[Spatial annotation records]

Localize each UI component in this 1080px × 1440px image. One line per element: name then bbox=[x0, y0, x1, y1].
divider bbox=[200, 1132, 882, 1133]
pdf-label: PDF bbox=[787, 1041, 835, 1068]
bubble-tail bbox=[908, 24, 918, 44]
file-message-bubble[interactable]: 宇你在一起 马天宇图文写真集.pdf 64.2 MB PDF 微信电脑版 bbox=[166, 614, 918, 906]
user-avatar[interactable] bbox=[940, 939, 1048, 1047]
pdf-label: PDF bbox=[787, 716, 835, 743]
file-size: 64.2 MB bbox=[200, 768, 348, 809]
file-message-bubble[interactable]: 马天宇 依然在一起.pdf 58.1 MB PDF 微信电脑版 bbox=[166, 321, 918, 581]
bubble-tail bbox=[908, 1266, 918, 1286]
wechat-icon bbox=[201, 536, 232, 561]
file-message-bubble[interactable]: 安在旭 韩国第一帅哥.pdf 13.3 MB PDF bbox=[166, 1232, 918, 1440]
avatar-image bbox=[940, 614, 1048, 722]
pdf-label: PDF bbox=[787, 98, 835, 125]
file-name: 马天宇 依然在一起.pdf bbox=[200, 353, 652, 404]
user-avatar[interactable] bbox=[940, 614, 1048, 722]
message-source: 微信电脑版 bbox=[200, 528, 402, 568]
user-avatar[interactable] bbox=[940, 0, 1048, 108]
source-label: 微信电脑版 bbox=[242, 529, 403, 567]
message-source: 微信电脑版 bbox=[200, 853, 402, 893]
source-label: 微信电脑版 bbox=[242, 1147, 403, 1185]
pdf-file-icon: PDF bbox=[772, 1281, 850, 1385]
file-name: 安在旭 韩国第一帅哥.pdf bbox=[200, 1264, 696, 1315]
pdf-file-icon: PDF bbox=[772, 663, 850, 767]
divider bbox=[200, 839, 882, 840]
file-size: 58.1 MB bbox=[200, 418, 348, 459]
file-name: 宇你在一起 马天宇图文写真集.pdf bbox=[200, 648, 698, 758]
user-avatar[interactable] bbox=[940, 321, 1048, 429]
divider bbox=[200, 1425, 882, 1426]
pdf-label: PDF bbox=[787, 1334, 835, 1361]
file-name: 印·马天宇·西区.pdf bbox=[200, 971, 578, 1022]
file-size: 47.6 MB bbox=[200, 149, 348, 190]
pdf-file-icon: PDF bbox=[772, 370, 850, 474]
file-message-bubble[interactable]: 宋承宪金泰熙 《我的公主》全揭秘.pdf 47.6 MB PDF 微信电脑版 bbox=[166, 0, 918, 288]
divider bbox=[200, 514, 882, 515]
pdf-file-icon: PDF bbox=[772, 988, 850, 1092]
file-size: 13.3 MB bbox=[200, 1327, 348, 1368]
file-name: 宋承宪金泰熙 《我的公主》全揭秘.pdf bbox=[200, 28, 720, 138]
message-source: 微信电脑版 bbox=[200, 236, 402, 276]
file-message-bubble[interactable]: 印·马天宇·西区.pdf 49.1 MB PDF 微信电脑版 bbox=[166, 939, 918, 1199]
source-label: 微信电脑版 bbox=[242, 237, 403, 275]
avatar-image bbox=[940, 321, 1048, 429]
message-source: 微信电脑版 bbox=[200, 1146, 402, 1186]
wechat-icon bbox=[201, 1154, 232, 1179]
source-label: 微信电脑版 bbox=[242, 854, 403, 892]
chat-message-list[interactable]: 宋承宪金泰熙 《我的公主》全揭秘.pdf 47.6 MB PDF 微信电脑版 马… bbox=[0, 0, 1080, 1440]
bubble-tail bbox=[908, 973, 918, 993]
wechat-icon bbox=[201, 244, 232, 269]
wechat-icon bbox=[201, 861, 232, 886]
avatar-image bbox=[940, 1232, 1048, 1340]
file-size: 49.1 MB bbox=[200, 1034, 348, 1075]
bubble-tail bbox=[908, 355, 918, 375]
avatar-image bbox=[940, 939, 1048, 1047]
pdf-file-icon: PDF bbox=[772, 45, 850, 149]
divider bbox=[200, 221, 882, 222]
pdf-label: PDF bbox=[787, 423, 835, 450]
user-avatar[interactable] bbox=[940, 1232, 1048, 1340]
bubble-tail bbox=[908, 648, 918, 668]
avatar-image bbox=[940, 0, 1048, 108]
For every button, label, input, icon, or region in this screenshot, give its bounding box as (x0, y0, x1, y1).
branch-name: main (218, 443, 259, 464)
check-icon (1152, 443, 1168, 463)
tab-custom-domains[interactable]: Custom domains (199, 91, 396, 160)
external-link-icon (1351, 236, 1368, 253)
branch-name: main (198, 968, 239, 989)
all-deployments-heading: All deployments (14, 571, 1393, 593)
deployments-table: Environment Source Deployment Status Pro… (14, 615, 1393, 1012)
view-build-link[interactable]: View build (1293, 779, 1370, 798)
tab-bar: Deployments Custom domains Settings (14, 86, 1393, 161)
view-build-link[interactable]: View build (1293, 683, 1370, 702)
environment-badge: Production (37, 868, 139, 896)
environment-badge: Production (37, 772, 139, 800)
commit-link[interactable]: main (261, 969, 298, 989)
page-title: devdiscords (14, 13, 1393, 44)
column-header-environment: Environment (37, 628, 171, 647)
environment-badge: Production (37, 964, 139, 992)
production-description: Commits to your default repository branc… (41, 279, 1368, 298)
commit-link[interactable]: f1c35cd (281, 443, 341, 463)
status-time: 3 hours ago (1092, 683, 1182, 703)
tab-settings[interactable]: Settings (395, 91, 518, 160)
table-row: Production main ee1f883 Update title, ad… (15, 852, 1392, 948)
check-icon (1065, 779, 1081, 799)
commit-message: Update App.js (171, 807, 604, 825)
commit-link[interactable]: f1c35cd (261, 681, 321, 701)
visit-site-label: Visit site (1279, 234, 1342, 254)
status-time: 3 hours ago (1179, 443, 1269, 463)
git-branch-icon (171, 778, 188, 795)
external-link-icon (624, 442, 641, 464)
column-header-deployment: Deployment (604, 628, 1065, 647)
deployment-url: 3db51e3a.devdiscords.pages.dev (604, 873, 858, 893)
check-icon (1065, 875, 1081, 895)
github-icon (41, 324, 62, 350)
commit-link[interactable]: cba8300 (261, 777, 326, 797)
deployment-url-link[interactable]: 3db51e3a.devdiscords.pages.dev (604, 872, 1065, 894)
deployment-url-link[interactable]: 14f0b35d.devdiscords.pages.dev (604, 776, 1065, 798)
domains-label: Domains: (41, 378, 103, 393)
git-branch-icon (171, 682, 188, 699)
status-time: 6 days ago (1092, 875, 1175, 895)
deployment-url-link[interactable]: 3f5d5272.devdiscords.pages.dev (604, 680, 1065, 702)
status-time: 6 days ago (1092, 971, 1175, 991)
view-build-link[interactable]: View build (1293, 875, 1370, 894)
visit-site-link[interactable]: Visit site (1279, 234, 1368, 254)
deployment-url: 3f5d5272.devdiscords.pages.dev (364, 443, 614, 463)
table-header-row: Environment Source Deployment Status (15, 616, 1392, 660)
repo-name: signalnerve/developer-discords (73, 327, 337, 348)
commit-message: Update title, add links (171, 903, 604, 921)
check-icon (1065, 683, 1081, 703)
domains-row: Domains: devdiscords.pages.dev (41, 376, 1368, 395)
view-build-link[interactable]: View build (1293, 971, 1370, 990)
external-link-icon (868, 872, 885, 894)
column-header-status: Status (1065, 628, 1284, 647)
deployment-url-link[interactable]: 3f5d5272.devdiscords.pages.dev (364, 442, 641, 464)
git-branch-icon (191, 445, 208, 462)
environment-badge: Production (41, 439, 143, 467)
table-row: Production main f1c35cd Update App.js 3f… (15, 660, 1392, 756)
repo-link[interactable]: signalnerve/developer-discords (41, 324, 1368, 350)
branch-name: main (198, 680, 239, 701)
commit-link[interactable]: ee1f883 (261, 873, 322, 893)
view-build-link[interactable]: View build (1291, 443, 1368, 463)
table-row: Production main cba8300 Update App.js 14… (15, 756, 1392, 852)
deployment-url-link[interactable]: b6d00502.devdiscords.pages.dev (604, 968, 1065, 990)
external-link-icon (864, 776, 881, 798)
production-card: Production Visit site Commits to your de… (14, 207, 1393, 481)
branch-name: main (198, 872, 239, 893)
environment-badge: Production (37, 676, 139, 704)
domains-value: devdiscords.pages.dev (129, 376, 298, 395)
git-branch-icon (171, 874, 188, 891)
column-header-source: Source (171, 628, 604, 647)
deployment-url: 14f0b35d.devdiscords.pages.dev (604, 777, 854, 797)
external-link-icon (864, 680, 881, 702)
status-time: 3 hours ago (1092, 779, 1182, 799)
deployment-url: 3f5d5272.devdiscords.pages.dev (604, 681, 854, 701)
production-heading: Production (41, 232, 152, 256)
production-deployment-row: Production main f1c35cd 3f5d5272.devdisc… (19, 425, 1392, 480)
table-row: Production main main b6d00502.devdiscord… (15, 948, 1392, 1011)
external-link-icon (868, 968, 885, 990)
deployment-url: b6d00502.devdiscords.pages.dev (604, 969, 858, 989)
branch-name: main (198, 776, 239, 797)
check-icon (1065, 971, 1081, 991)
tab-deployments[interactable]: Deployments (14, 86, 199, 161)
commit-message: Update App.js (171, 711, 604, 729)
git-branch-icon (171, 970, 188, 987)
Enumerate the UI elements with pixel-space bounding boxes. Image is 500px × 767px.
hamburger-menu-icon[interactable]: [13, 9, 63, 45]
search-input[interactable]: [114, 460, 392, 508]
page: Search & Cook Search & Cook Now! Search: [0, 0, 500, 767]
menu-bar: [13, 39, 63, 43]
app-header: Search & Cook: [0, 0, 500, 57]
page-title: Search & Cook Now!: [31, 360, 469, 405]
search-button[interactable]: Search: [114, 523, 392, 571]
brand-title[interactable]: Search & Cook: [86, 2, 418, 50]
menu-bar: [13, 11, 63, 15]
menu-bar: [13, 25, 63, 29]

__Challenge__.
How many lines of the material contain the string "header", counting only matches with the same case? Reply with the number alone.

__Output of the task__.
6